_Request_
Each entry below must be repeated word for word.

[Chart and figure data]
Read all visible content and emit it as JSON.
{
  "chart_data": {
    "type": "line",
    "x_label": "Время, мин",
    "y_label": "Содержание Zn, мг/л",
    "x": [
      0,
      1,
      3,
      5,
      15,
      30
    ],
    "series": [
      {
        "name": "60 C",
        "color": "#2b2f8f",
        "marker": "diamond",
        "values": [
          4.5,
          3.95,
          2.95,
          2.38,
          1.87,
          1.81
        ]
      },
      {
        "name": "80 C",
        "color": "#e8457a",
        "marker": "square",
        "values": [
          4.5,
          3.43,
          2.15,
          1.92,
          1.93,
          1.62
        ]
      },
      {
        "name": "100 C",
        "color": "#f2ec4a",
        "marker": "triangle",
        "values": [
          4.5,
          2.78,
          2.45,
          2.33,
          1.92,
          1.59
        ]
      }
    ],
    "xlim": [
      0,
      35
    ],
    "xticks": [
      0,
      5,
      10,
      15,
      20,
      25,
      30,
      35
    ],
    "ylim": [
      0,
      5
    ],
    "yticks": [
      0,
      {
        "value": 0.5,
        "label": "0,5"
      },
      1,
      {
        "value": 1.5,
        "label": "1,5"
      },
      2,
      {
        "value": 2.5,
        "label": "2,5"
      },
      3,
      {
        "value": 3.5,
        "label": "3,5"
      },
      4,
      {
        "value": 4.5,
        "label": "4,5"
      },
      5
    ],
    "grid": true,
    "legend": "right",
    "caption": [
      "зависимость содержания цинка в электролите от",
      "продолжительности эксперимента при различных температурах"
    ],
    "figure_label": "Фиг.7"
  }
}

_Solution below_
Read all visible content and emit it as JSON.
{
  "chart_data": {
    "type": "line",
    "x_label": "Время, мин",
    "y_label": "Содержание Zn, мг/л",
    "x": [
      0,
      1,
      3,
      5,
      15,
      30
    ],
    "series": [
      {
        "name": "60 C",
        "color": "#2b2f8f",
        "marker": "diamond",
        "values": [
          4.5,
          3.95,
          2.95,
          2.38,
          1.87,
          1.81
        ]
      },
      {
        "name": "80 C",
        "color": "#e8457a",
        "marker": "square",
        "values": [
          4.5,
          3.43,
          2.15,
          1.92,
          1.93,
          1.62
        ]
      },
      {
        "name": "100 C",
        "color": "#f2ec4a",
        "marker": "triangle",
        "values": [
          4.5,
          2.78,
          2.45,
          2.33,
          1.92,
          1.59
        ]
      }
    ],
    "xlim": [
      0,
      35
    ],
    "xticks": [
      0,
      5,
      10,
      15,
      20,
      25,
      30,
      35
    ],
    "ylim": [
      0,
      5
    ],
    "yticks": [
      0,
      {
        "value": 0.5,
        "label": "0,5"
      },
      1,
      {
        "value": 1.5,
        "label": "1,5"
      },
      2,
      {
        "value": 2.5,
        "label": "2,5"
      },
      3,
      {
        "value": 3.5,
        "label": "3,5"
      },
      4,
      {
        "value": 4.5,
        "label": "4,5"
      },
      5
    ],
    "grid": true,
    "legend": "right",
    "caption": [
      "зависимость содержания цинка в электролите от",
      "продолжительности эксперимента при различных температурах"
    ],
    "figure_label": "Фиг.7"
  }
}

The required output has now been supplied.